Find every line with the word "وائل". Copy those lines.

**Recorded data**
· · ·

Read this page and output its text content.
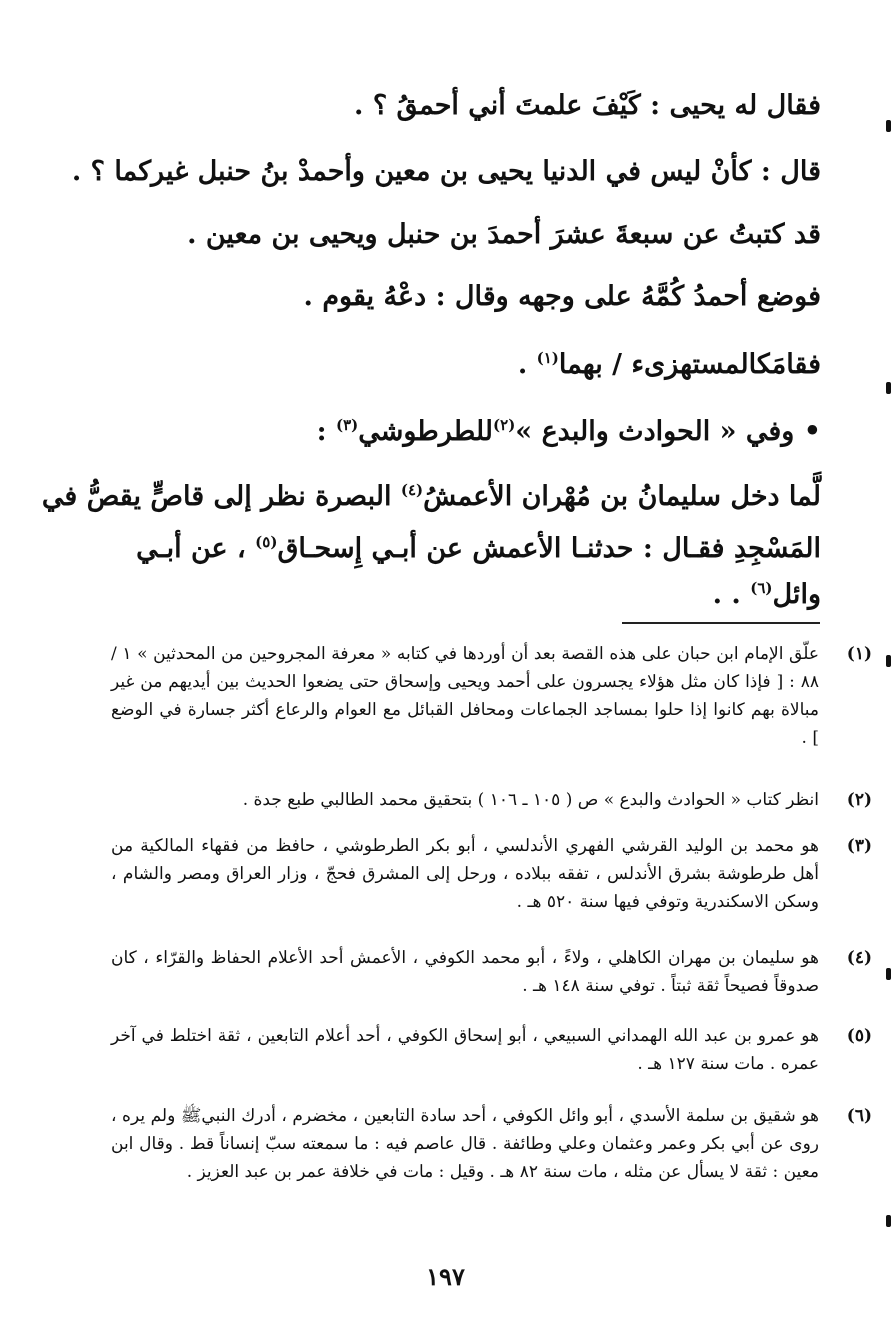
فقال له يحيى : كَيْفَ علمتَ أني أحمقُ ؟ .
قال : كأنْ ليس في الدنيا يحيى بن معين وأحمدْ بنُ حنبل غيركما ؟ .
قد كتبتُ عن سبعةَ عشرَ أحمدَ بن حنبل ويحيى بن معين .
فوضع أحمدُ كُمَّهُ على وجهه وقال : دعْهُ يقوم .
فقامَكالمستهزىء / بهما$^{(١)}$ .
• وفي « الحوادث والبدع »$^{(٢)}$للطرطوشي$^{(٣)}$ :
لَّما دخل سليمانُ بن مُهْران الأعمشُ$^{(٤)}$ البصرة نظر إلى قاصٍّ يقصُّ في
المَسْجِدِ فقـال : حدثنـا الأعمش عن أبـي إِسحـاق$^{(٥)}$ ، عن أبـي
وائل$^{(٦)}$ . .
(١)
علّق الإمام ابن حبان على هذه القصة بعد أن أوردها في كتابه « معرفة المجروحين من المحدثين » ١ / ٨٨ : [ فإذا كان مثل هؤلاء يجسرون على أحمد ويحيى وإسحاق حتى يضعوا الحديث بين أيديهم من غير مبالاة بهم كانوا إذا حلوا بمساجد الجماعات ومحافل القبائل مع العوام والرعاع أكثر جسارة في الوضع ] .
(٢)
انظر كتاب « الحوادث والبدع » ص ( ١٠٥ ـ ١٠٦ ) بتحقيق محمد الطالبي طبع جدة .
(٣)
هو محمد بن الوليد القرشي الفهري الأندلسي ، أبو بكر الطرطوشي ، حافظ من فقهاء المالكية من أهل طرطوشة بشرق الأندلس ، تفقه ببلاده ، ورحل إلى المشرق فحجّ ، وزار العراق ومصر والشام ، وسكن الاسكندرية وتوفي فيها سنة ٥٢٠ هـ .
(٤)
هو سليمان بن مهران الكاهلي ، ولاءً ، أبو محمد الكوفي ، الأعمش أحد الأعلام الحفاظ والقرّاء ، كان صدوقاً فصيحاً ثقة ثبتاً . توفي سنة ١٤٨ هـ .
(٥)
هو عمرو بن عبد الله الهمداني السبيعي ، أبو إسحاق الكوفي ، أحد أعلام التابعين ، ثقة اختلط في آخر عمره . مات سنة ١٢٧ هـ .
(٦)
هو شقيق بن سلمة الأسدي ، أبو وائل الكوفي ، أحد سادة التابعين ، مخضرم ، أدرك النبيﷺ ولم يره ، روى عن أبي بكر وعمر وعثمان وعلي وطائفة . قال عاصم فيه : ما سمعته سبّ إنساناً قط . وقال ابن معين : ثقة لا يسأل عن مثله ، مات سنة ٨٢ هـ . وقيل : مات في خلافة عمر بن عبد العزيز .
١٩٧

· · ·

**SOLUTION TO THIS PROBLEM**
وائل$^{(٦)}$ . .
هو شقيق بن سلمة الأسدي ، أبو وائل الكوفي ، أحد سادة التابعين ، مخضرم ، أدرك النبيﷺ ولم يره ، روى عن أبي بكر وعمر وعثمان وعلي وطائفة . قال عاصم فيه : ما سمعته سبّ إنساناً قط . وقال ابن معين : ثقة لا يسأل عن مثله ، مات سنة ٨٢ هـ . وقيل : مات في خلافة عمر بن عبد العزيز .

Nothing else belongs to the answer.